— start Recorded data —
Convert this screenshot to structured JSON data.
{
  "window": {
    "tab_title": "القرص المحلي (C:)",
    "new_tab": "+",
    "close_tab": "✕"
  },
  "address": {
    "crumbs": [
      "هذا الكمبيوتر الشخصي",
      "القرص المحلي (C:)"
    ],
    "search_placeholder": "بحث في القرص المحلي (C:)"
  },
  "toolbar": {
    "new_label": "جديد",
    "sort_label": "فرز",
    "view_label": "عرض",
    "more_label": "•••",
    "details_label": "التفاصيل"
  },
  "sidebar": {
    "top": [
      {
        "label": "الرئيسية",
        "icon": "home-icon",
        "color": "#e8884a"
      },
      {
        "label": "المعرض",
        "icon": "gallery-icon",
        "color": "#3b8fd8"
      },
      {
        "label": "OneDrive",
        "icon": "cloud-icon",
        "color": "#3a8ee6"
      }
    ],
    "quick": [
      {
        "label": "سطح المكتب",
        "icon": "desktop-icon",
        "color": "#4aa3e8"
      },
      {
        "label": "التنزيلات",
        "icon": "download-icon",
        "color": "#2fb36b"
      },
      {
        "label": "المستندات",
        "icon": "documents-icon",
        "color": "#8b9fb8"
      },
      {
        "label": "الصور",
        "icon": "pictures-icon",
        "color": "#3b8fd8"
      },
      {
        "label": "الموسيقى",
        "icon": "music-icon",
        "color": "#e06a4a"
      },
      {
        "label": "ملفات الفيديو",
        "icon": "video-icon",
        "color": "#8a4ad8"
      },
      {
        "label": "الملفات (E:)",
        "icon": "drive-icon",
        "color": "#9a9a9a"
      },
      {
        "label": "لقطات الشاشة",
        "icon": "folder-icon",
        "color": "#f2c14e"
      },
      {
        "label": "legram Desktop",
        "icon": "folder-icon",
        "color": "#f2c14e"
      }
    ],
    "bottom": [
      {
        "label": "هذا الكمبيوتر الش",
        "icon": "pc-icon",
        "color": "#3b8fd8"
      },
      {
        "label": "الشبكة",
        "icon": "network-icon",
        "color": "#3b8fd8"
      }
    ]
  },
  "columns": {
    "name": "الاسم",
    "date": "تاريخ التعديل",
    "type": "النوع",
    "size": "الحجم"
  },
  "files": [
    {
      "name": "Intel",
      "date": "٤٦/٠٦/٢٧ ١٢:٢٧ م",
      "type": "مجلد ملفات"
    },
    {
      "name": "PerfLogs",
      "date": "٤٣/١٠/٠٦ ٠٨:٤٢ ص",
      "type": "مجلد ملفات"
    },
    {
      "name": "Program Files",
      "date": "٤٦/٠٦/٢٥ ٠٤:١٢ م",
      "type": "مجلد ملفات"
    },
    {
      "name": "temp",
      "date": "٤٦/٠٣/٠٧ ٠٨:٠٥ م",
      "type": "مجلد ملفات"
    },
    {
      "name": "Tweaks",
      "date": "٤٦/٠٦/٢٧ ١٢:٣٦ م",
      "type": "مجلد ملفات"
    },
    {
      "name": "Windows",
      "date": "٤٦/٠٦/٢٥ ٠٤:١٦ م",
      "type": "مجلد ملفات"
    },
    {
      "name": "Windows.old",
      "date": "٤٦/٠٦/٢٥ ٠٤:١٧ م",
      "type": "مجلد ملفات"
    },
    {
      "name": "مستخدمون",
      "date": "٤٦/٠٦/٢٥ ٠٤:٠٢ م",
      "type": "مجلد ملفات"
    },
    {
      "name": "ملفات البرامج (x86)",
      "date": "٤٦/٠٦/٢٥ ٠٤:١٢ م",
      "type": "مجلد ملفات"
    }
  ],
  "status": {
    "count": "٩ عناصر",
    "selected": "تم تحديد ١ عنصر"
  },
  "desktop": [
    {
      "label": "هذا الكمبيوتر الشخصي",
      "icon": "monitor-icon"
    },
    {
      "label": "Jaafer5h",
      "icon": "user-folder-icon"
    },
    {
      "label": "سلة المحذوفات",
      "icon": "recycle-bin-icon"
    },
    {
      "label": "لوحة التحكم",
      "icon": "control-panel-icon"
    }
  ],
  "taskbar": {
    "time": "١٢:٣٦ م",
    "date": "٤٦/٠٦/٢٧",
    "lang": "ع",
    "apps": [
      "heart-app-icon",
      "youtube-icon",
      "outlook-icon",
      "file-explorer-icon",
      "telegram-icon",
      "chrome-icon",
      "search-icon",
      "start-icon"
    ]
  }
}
— end Recorded data —
Count the lines of the data that contain the string "الكمبيوتر", and reply with that number alone.

> Problem solution
3